◆ What to work on:
Reproduce all the material exactly, minus any pictures it holds.

─── Recorded information

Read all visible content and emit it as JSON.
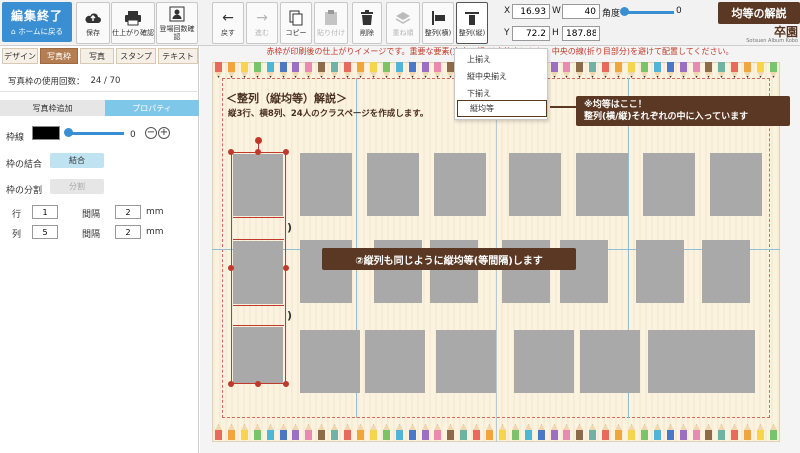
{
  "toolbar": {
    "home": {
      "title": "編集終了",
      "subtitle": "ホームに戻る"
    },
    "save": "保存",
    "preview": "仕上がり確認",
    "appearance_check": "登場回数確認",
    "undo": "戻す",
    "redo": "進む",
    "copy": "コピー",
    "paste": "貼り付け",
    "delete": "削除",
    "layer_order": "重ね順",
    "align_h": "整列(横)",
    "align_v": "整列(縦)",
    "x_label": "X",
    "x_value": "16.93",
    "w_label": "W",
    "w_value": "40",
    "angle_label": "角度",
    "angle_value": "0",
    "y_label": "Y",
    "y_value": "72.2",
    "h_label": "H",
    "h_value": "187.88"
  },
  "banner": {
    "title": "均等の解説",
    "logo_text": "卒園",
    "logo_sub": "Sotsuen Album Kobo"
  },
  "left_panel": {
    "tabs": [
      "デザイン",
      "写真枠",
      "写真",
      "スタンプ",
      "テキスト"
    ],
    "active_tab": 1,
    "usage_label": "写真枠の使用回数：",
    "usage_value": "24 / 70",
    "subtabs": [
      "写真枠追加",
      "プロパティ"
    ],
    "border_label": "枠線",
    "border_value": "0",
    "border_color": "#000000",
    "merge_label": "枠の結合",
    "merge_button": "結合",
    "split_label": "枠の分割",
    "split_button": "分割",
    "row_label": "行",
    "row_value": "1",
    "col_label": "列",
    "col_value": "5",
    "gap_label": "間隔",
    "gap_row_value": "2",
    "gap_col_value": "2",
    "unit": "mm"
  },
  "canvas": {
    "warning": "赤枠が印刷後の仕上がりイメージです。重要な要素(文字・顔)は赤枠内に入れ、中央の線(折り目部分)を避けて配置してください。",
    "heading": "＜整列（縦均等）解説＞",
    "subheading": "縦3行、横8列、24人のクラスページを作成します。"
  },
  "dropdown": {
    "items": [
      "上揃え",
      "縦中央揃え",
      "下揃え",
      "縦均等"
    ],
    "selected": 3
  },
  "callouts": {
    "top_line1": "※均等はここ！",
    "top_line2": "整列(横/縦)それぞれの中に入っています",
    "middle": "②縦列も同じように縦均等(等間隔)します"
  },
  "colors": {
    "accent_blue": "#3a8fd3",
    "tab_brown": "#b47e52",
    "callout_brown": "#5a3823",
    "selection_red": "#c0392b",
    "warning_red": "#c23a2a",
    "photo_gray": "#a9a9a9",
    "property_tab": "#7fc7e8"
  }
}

──────

◆ Correct output:
Read all visible content and emit it as JSON.
{
  "toolbar": {
    "home": {
      "title": "編集終了",
      "subtitle": "ホームに戻る"
    },
    "save": "保存",
    "preview": "仕上がり確認",
    "appearance_check": "登場回数確認",
    "undo": "戻す",
    "redo": "進む",
    "copy": "コピー",
    "paste": "貼り付け",
    "delete": "削除",
    "layer_order": "重ね順",
    "align_h": "整列(横)",
    "align_v": "整列(縦)",
    "x_label": "X",
    "x_value": "16.93",
    "w_label": "W",
    "w_value": "40",
    "angle_label": "角度",
    "angle_value": "0",
    "y_label": "Y",
    "y_value": "72.2",
    "h_label": "H",
    "h_value": "187.88"
  },
  "banner": {
    "title": "均等の解説",
    "logo_text": "卒園",
    "logo_sub": "Sotsuen Album Kobo"
  },
  "left_panel": {
    "tabs": [
      "デザイン",
      "写真枠",
      "写真",
      "スタンプ",
      "テキスト"
    ],
    "active_tab": 1,
    "usage_label": "写真枠の使用回数：",
    "usage_value": "24 / 70",
    "subtabs": [
      "写真枠追加",
      "プロパティ"
    ],
    "border_label": "枠線",
    "border_value": "0",
    "border_color": "#000000",
    "merge_label": "枠の結合",
    "merge_button": "結合",
    "split_label": "枠の分割",
    "split_button": "分割",
    "row_label": "行",
    "row_value": "1",
    "col_label": "列",
    "col_value": "5",
    "gap_label": "間隔",
    "gap_row_value": "2",
    "gap_col_value": "2",
    "unit": "mm"
  },
  "canvas": {
    "warning": "赤枠が印刷後の仕上がりイメージです。重要な要素(文字・顔)は赤枠内に入れ、中央の線(折り目部分)を避けて配置してください。",
    "heading": "＜整列（縦均等）解説＞",
    "subheading": "縦3行、横8列、24人のクラスページを作成します。"
  },
  "dropdown": {
    "items": [
      "上揃え",
      "縦中央揃え",
      "下揃え",
      "縦均等"
    ],
    "selected": 3
  },
  "callouts": {
    "top_line1": "※均等はここ！",
    "top_line2": "整列(横/縦)それぞれの中に入っています",
    "middle": "②縦列も同じように縦均等(等間隔)します"
  },
  "colors": {
    "accent_blue": "#3a8fd3",
    "tab_brown": "#b47e52",
    "callout_brown": "#5a3823",
    "selection_red": "#c0392b",
    "warning_red": "#c23a2a",
    "photo_gray": "#a9a9a9",
    "property_tab": "#7fc7e8"
  }
}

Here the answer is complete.